### [Collected data]
====

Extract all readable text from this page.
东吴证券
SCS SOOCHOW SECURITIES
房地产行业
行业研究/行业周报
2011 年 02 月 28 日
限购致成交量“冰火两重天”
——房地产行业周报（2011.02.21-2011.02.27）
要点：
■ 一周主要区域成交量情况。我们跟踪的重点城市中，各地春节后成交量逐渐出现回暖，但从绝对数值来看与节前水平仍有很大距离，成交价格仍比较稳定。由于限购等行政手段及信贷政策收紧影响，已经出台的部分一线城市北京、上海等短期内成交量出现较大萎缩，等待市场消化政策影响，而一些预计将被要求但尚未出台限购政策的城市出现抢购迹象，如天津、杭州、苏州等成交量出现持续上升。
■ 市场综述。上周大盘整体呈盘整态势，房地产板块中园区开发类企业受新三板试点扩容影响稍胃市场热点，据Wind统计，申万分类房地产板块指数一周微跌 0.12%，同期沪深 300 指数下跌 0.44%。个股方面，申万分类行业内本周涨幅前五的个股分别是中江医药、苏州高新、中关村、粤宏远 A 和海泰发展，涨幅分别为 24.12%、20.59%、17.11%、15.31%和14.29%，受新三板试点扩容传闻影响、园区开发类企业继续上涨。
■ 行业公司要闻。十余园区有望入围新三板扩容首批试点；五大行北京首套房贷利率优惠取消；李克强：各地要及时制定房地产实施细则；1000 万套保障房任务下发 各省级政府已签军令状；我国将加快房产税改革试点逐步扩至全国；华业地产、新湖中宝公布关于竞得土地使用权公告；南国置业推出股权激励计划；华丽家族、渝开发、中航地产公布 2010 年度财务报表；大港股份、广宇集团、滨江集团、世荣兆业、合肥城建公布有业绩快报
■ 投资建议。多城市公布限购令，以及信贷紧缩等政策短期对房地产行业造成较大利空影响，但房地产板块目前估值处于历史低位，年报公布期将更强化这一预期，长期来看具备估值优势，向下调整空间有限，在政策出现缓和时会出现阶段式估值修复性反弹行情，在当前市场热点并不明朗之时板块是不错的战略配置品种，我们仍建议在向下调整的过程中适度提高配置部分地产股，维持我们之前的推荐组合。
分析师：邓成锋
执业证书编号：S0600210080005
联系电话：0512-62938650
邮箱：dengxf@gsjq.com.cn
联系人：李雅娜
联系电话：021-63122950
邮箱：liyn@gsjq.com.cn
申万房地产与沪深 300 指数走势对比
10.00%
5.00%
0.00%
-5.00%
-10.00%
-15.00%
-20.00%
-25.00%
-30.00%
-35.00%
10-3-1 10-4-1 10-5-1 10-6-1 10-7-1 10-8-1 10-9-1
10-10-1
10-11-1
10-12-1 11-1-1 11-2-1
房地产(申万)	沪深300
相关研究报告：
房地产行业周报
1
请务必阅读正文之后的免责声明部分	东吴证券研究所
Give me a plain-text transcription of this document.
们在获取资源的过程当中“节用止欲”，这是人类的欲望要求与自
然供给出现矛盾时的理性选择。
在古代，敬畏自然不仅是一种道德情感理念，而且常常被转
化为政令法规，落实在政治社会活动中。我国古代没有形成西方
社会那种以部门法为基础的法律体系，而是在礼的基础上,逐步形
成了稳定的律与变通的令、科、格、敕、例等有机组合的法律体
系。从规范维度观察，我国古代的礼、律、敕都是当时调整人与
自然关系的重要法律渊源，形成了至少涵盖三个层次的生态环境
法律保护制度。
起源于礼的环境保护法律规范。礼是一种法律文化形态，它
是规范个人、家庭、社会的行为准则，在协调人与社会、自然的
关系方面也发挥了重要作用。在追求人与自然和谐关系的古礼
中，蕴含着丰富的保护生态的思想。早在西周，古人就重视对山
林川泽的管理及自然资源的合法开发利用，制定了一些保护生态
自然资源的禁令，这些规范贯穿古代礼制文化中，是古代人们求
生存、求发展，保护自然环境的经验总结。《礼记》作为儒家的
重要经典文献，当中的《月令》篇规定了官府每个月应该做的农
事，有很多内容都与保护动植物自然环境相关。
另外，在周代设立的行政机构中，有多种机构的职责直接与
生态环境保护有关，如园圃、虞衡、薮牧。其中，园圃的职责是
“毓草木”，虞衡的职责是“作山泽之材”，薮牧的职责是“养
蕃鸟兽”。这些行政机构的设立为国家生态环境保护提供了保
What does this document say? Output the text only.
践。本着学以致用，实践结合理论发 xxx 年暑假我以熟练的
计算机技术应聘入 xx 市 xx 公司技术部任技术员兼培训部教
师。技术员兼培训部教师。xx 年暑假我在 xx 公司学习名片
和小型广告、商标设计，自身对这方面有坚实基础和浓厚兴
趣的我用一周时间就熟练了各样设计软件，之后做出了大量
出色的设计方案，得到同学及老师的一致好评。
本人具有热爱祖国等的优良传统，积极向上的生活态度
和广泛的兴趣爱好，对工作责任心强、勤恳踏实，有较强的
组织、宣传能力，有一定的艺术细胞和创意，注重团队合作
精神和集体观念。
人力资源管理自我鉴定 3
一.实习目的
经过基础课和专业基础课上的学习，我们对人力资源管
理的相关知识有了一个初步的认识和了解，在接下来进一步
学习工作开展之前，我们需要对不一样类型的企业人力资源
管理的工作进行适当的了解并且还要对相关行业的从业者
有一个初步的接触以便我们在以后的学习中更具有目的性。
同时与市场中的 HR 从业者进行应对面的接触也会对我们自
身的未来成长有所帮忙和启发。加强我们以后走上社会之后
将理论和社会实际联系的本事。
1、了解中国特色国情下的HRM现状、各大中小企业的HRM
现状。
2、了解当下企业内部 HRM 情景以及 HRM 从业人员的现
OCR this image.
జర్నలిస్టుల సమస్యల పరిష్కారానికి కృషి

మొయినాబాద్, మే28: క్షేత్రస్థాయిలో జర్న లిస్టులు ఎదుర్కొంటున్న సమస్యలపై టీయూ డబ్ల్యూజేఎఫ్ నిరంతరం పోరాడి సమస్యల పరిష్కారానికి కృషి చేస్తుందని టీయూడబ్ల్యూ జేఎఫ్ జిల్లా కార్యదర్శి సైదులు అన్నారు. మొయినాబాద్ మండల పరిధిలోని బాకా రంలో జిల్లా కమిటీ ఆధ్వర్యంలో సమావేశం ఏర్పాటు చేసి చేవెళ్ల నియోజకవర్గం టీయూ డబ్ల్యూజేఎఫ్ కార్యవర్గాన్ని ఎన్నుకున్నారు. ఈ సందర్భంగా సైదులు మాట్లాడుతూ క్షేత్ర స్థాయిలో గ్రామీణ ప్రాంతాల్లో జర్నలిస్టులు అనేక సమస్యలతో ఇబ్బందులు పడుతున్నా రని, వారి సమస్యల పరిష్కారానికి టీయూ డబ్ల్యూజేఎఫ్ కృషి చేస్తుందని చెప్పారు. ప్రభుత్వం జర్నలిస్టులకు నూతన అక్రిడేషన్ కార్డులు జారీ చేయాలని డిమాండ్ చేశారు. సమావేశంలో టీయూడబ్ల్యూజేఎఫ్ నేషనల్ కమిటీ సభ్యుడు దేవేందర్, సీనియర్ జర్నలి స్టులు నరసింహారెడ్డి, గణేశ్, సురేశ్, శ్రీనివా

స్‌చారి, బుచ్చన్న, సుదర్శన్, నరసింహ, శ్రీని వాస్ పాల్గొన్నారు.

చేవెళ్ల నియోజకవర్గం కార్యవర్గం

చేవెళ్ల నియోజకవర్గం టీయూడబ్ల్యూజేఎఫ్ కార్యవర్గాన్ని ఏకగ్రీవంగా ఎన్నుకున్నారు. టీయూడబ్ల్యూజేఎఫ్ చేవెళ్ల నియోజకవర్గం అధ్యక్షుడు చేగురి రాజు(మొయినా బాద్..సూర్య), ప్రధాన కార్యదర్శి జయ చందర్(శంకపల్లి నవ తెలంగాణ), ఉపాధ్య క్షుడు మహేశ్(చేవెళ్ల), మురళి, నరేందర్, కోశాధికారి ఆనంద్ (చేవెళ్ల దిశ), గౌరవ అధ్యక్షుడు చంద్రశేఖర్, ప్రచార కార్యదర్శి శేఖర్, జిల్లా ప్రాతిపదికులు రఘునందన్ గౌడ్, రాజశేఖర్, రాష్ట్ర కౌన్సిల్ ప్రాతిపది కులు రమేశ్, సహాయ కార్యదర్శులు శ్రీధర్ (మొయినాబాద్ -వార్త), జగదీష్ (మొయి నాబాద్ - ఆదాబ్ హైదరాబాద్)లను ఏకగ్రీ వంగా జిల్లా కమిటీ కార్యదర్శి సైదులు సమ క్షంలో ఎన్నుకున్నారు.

====

### [Written instruction]
In the records above, collect each line with "联系电话".

### [Written response]
联系电话：0512-62938650
联系电话：021-63122950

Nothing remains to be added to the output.